THE PROBLEM
Show every line that has the string "Вскармливание" in it.
· · · ·
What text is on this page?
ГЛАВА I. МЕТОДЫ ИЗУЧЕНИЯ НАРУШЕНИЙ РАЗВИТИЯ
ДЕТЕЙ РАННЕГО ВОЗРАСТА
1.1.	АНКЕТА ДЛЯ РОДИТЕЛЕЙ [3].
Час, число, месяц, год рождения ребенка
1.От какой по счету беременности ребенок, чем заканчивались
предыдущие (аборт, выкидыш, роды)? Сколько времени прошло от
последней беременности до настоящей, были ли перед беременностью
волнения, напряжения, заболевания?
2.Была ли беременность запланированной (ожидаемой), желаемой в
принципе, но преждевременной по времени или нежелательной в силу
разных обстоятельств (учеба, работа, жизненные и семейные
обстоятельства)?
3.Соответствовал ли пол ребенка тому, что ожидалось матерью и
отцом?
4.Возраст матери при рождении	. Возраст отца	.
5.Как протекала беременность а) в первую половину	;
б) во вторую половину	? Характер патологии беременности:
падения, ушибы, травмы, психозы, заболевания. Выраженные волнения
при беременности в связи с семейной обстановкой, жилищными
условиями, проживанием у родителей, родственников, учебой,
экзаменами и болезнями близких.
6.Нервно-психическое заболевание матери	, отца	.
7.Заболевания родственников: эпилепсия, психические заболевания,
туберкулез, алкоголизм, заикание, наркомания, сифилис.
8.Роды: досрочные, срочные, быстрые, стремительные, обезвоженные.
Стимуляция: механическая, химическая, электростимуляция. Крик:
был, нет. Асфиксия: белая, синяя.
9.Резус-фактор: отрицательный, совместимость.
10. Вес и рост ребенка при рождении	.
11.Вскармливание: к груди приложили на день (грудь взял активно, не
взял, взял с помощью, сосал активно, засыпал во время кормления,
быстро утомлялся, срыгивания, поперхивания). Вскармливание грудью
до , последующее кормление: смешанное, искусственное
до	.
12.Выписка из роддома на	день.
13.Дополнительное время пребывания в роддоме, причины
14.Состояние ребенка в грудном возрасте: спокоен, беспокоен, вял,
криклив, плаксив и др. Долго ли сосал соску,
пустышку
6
· · · ·
CORRECT ANSWER
11.Вскармливание: к груди приложили на день (грудь взял активно, не
быстро утомлялся, срыгивания, поперхивания). Вскармливание грудью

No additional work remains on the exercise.